EXERCISE REQUIREMENTS:
Each entry below should be returned exactly as is, with the pictures removed.

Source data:
* * * * * * *

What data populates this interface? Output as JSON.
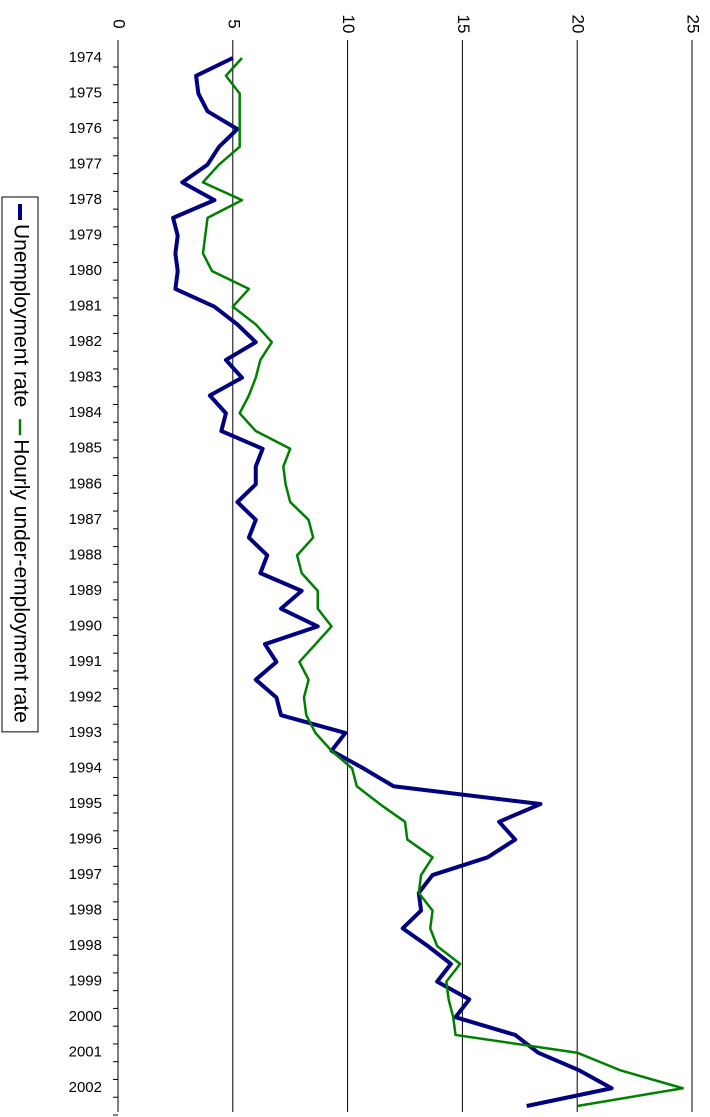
{
  "chart_data": {
    "type": "line",
    "orientation": "rotated",
    "categories": [
      "1974",
      null,
      "1975",
      null,
      "1976",
      null,
      "1977",
      null,
      "1978",
      null,
      "1979",
      null,
      "1980",
      null,
      "1981",
      null,
      "1982",
      null,
      "1983",
      null,
      "1984",
      null,
      "1985",
      null,
      "1986",
      null,
      "1987",
      null,
      "1988",
      null,
      "1989",
      null,
      "1990",
      null,
      "1991",
      null,
      "1992",
      null,
      "1993",
      null,
      "1994",
      null,
      "1995",
      null,
      "1996",
      null,
      "1997",
      null,
      "1998",
      null,
      "1998",
      null,
      "1999",
      null,
      "2000",
      null,
      "2001",
      null,
      "2002",
      null
    ],
    "series": [
      {
        "name": "Unemployment rate",
        "color": "#000080",
        "width": 4,
        "values": [
          5.0,
          3.4,
          3.5,
          3.9,
          5.2,
          4.4,
          3.9,
          2.8,
          4.2,
          2.4,
          2.6,
          2.5,
          2.6,
          2.5,
          4.2,
          5.2,
          6.0,
          4.7,
          5.4,
          4.0,
          4.7,
          4.5,
          6.3,
          6.0,
          6.0,
          5.2,
          6.0,
          5.7,
          6.5,
          6.2,
          8.0,
          7.1,
          8.7,
          6.4,
          6.9,
          6.0,
          6.9,
          7.1,
          9.9,
          9.3,
          10.7,
          12.0,
          18.4,
          16.6,
          17.3,
          16.1,
          13.7,
          13.1,
          13.2,
          12.4,
          13.5,
          14.5,
          13.9,
          15.3,
          14.7,
          17.3,
          18.3,
          20.1,
          21.5,
          17.8
        ]
      },
      {
        "name": "Hourly under-employment rate",
        "color": "#008000",
        "width": 2.5,
        "values": [
          5.4,
          4.7,
          5.3,
          5.3,
          5.3,
          5.3,
          4.4,
          3.7,
          5.4,
          3.9,
          3.8,
          3.7,
          4.1,
          5.7,
          5.0,
          6.0,
          6.7,
          6.2,
          6.0,
          5.7,
          5.3,
          6.0,
          7.5,
          7.2,
          7.3,
          7.5,
          8.3,
          8.5,
          7.8,
          8.0,
          8.7,
          8.7,
          9.3,
          8.6,
          7.9,
          8.3,
          8.1,
          8.2,
          8.6,
          9.3,
          10.2,
          10.4,
          11.4,
          12.5,
          12.6,
          13.7,
          13.2,
          13.1,
          13.7,
          13.6,
          13.9,
          14.9,
          14.3,
          14.4,
          14.6,
          14.7,
          20.0,
          21.9,
          24.6,
          20.0
        ]
      }
    ],
    "ylim": [
      0,
      25
    ],
    "yticks": [
      0,
      5,
      10,
      15,
      20,
      25
    ],
    "grid": true,
    "legend": "left"
  }
}
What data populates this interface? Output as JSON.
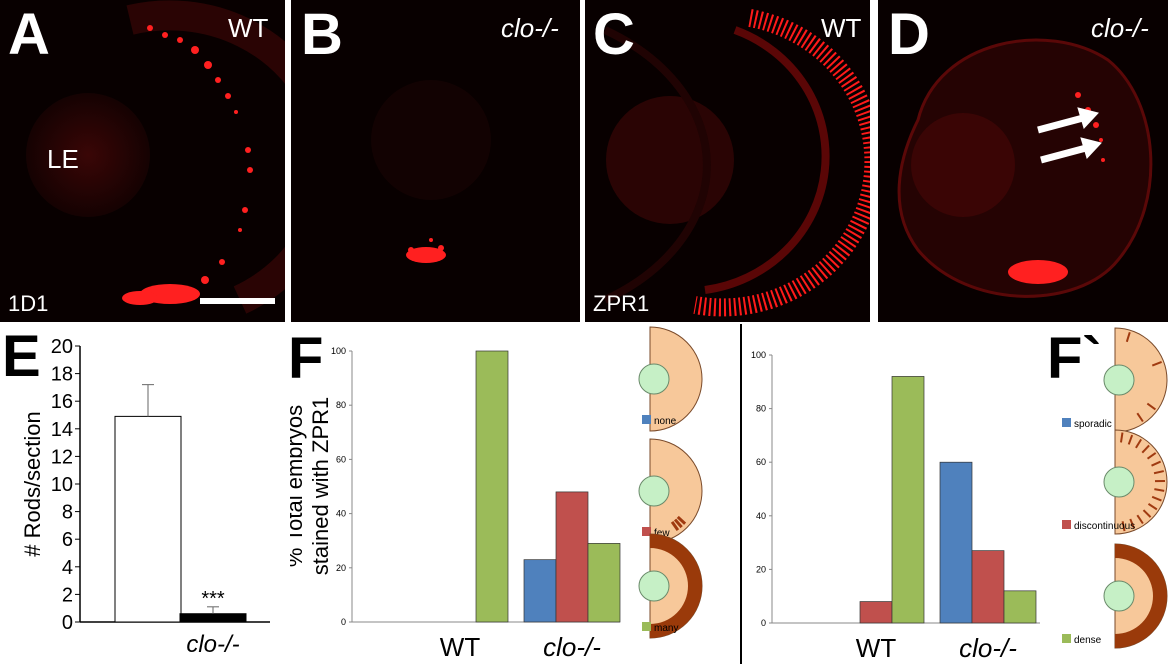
{
  "panels": {
    "A": {
      "letter": "A",
      "genotype": "WT",
      "marker": "1D1",
      "structure": "LE"
    },
    "B": {
      "letter": "B",
      "genotype": "clo-/-"
    },
    "C": {
      "letter": "C",
      "genotype": "WT",
      "marker": "ZPR1"
    },
    "D": {
      "letter": "D",
      "genotype": "clo-/-"
    }
  },
  "panel_E": {
    "letter": "E"
  },
  "panel_F": {
    "letter": "F"
  },
  "panel_F2": {
    "letter": "F`"
  },
  "colors": {
    "none": "#4f81bd",
    "few": "#c0504d",
    "many": "#9bbb59",
    "background_red": "#e8181a"
  },
  "chart_data": [
    {
      "type": "bar",
      "panel": "E",
      "categories": [
        "",
        "clo-/-"
      ],
      "values": [
        14.9,
        0.6
      ],
      "errors": [
        2.3,
        0.5
      ],
      "ylabel": "# Rods/section",
      "ylim": [
        0,
        20
      ],
      "yticks": [
        0,
        2,
        4,
        6,
        8,
        10,
        12,
        14,
        16,
        18,
        20
      ],
      "annotation": "***",
      "bar_colors": [
        "#ffffff",
        "#000000"
      ]
    },
    {
      "type": "bar",
      "panel": "F",
      "ylabel": "% Total embryos stained with ZPR1",
      "categories": [
        "WT",
        "clo-/-"
      ],
      "ylim": [
        0,
        100
      ],
      "yticks": [
        0,
        20,
        40,
        60,
        80,
        100
      ],
      "series": [
        {
          "name": "none",
          "values": [
            0,
            23
          ]
        },
        {
          "name": "few",
          "values": [
            0,
            48
          ]
        },
        {
          "name": "many",
          "values": [
            100,
            29
          ]
        }
      ],
      "legend": [
        "none",
        "few",
        "many"
      ]
    },
    {
      "type": "bar",
      "panel": "F`",
      "categories": [
        "WT",
        "clo-/-"
      ],
      "ylim": [
        0,
        100
      ],
      "yticks": [
        0,
        20,
        40,
        60,
        80,
        100
      ],
      "series": [
        {
          "name": "sporadic",
          "values": [
            0,
            60
          ]
        },
        {
          "name": "discontinuous",
          "values": [
            8,
            27
          ]
        },
        {
          "name": "dense",
          "values": [
            92,
            12
          ]
        }
      ],
      "legend": [
        "sporadic",
        "discontinuous",
        "dense"
      ]
    }
  ]
}
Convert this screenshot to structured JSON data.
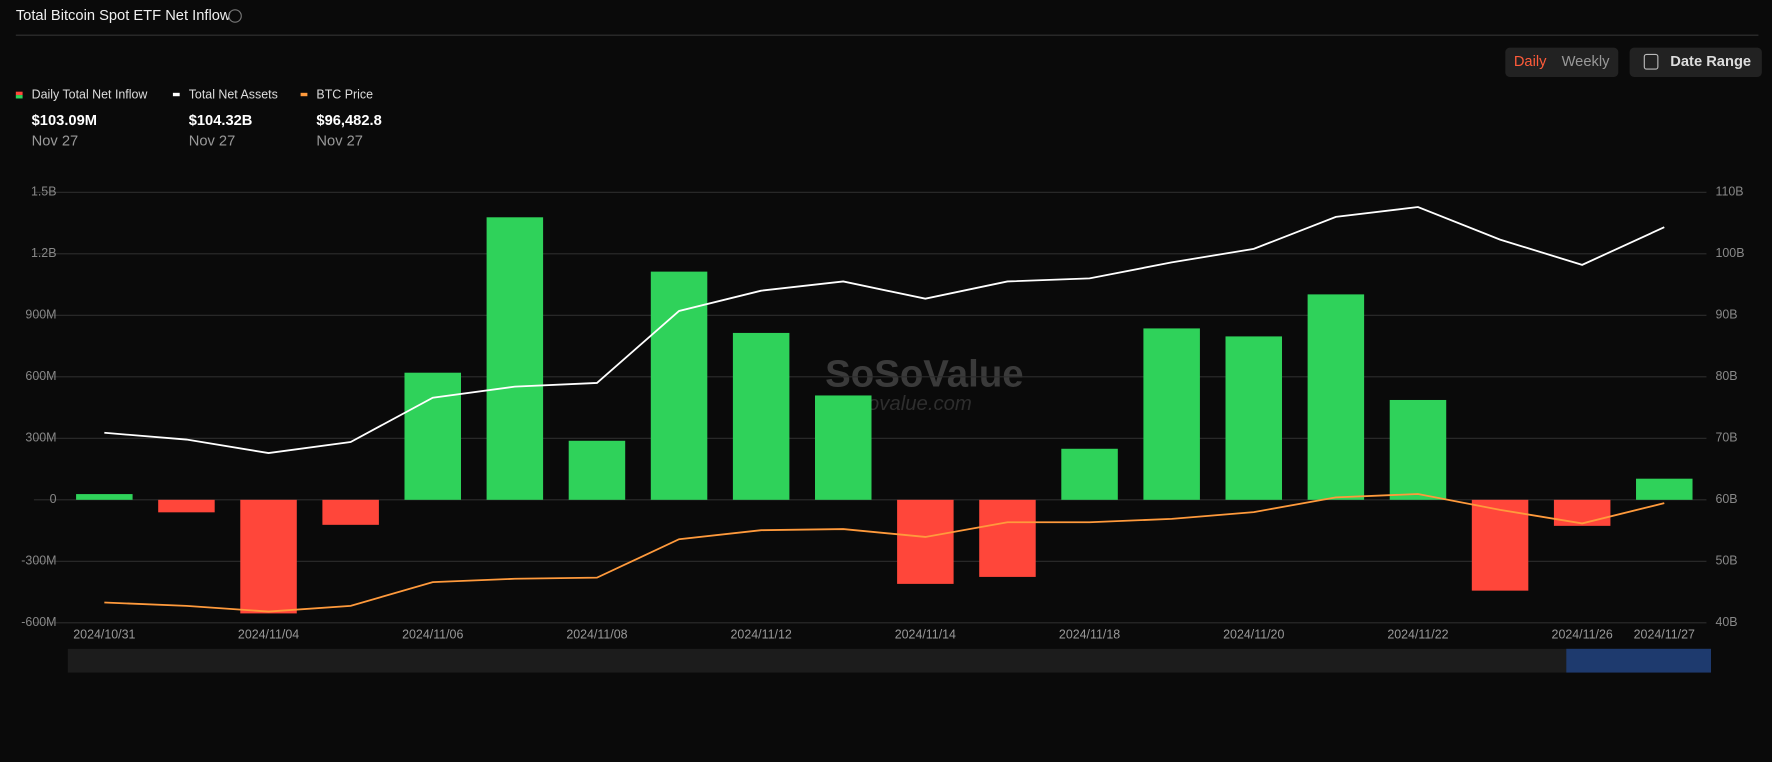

* * * * * * *

SOLUTION BELOW:
What data populates this interface? Output as JSON.
{
  "chart_data": {
    "type": "line",
    "orientation": "rotated",
    "categories": [
      "1974",
      null,
      "1975",
      null,
      "1976",
      null,
      "1977",
      null,
      "1978",
      null,
      "1979",
      null,
      "1980",
      null,
      "1981",
      null,
      "1982",
      null,
      "1983",
      null,
      "1984",
      null,
      "1985",
      null,
      "1986",
      null,
      "1987",
      null,
      "1988",
      null,
      "1989",
      null,
      "1990",
      null,
      "1991",
      null,
      "1992",
      null,
      "1993",
      null,
      "1994",
      null,
      "1995",
      null,
      "1996",
      null,
      "1997",
      null,
      "1998",
      null,
      "1998",
      null,
      "1999",
      null,
      "2000",
      null,
      "2001",
      null,
      "2002",
      null
    ],
    "series": [
      {
        "name": "Unemployment rate",
        "color": "#000080",
        "width": 4,
        "values": [
          5.0,
          3.4,
          3.5,
          3.9,
          5.2,
          4.4,
          3.9,
          2.8,
          4.2,
          2.4,
          2.6,
          2.5,
          2.6,
          2.5,
          4.2,
          5.2,
          6.0,
          4.7,
          5.4,
          4.0,
          4.7,
          4.5,
          6.3,
          6.0,
          6.0,
          5.2,
          6.0,
          5.7,
          6.5,
          6.2,
          8.0,
          7.1,
          8.7,
          6.4,
          6.9,
          6.0,
          6.9,
          7.1,
          9.9,
          9.3,
          10.7,
          12.0,
          18.4,
          16.6,
          17.3,
          16.1,
          13.7,
          13.1,
          13.2,
          12.4,
          13.5,
          14.5,
          13.9,
          15.3,
          14.7,
          17.3,
          18.3,
          20.1,
          21.5,
          17.8
        ]
      },
      {
        "name": "Hourly under-employment rate",
        "color": "#008000",
        "width": 2.5,
        "values": [
          5.4,
          4.7,
          5.3,
          5.3,
          5.3,
          5.3,
          4.4,
          3.7,
          5.4,
          3.9,
          3.8,
          3.7,
          4.1,
          5.7,
          5.0,
          6.0,
          6.7,
          6.2,
          6.0,
          5.7,
          5.3,
          6.0,
          7.5,
          7.2,
          7.3,
          7.5,
          8.3,
          8.5,
          7.8,
          8.0,
          8.7,
          8.7,
          9.3,
          8.6,
          7.9,
          8.3,
          8.1,
          8.2,
          8.6,
          9.3,
          10.2,
          10.4,
          11.4,
          12.5,
          12.6,
          13.7,
          13.2,
          13.1,
          13.7,
          13.6,
          13.9,
          14.9,
          14.3,
          14.4,
          14.6,
          14.7,
          20.0,
          21.9,
          24.6,
          20.0
        ]
      }
    ],
    "ylim": [
      0,
      25
    ],
    "yticks": [
      0,
      5,
      10,
      15,
      20,
      25
    ],
    "grid": true,
    "legend": "left"
  }
}
What data populates this interface? Output as JSON.
{
  "panels": {
    "A": {
      "letter": "A",
      "genotype": "WT",
      "marker": "1D1",
      "structure": "LE"
    },
    "B": {
      "letter": "B",
      "genotype": "clo-/-"
    },
    "C": {
      "letter": "C",
      "genotype": "WT",
      "marker": "ZPR1"
    },
    "D": {
      "letter": "D",
      "genotype": "clo-/-"
    }
  },
  "panel_E": {
    "letter": "E"
  },
  "panel_F": {
    "letter": "F"
  },
  "panel_F2": {
    "letter": "F`"
  },
  "colors": {
    "none": "#4f81bd",
    "few": "#c0504d",
    "many": "#9bbb59",
    "background_red": "#e8181a"
  },
  "chart_data": [
    {
      "type": "bar",
      "panel": "E",
      "categories": [
        "",
        "clo-/-"
      ],
      "values": [
        14.9,
        0.6
      ],
      "errors": [
        2.3,
        0.5
      ],
      "ylabel": "# Rods/section",
      "ylim": [
        0,
        20
      ],
      "yticks": [
        0,
        2,
        4,
        6,
        8,
        10,
        12,
        14,
        16,
        18,
        20
      ],
      "annotation": "***",
      "bar_colors": [
        "#ffffff",
        "#000000"
      ]
    },
    {
      "type": "bar",
      "panel": "F",
      "ylabel": "% Total embryos stained with ZPR1",
      "categories": [
        "WT",
        "clo-/-"
      ],
      "ylim": [
        0,
        100
      ],
      "yticks": [
        0,
        20,
        40,
        60,
        80,
        100
      ],
      "series": [
        {
          "name": "none",
          "values": [
            0,
            23
          ]
        },
        {
          "name": "few",
          "values": [
            0,
            48
          ]
        },
        {
          "name": "many",
          "values": [
            100,
            29
          ]
        }
      ],
      "legend": [
        "none",
        "few",
        "many"
      ]
    },
    {
      "type": "bar",
      "panel": "F`",
      "categories": [
        "WT",
        "clo-/-"
      ],
      "ylim": [
        0,
        100
      ],
      "yticks": [
        0,
        20,
        40,
        60,
        80,
        100
      ],
      "series": [
        {
          "name": "sporadic",
          "values": [
            0,
            60
          ]
        },
        {
          "name": "discontinuous",
          "values": [
            8,
            27
          ]
        },
        {
          "name": "dense",
          "values": [
            92,
            12
          ]
        }
      ],
      "legend": [
        "sporadic",
        "discontinuous",
        "dense"
      ]
    }
  ]
}
Convert this screenshot to structured JSON data.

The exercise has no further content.